Some records:
--------------------
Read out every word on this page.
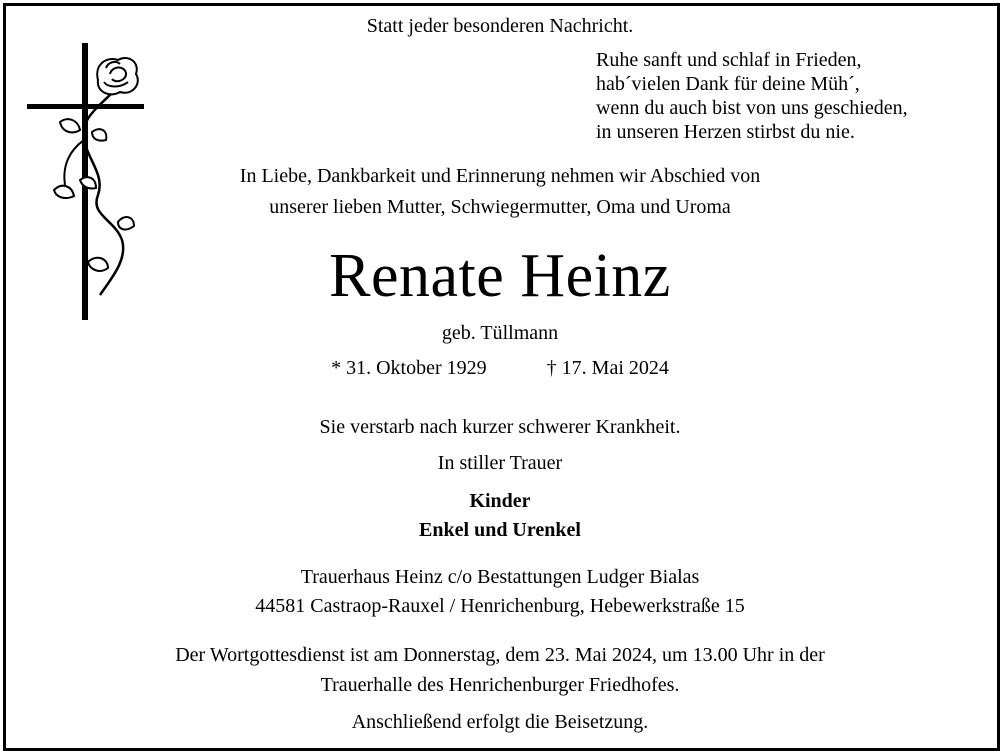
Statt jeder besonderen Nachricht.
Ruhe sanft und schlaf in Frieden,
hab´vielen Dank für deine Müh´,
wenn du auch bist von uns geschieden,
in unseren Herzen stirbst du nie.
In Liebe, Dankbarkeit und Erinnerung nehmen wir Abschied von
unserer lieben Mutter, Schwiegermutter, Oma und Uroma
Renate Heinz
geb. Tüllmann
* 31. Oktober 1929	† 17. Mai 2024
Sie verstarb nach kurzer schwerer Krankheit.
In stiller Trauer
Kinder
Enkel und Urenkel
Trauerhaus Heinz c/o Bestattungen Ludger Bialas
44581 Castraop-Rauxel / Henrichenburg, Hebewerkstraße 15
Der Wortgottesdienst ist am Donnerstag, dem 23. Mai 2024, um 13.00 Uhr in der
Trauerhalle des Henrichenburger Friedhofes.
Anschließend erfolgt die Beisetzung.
--------------------
◆ TASK DIRECTIONS ◆
Tally every line of the data that holds the word "Heinz" and write the count alone.

◆ EXPECTED OUTPUT ◆
2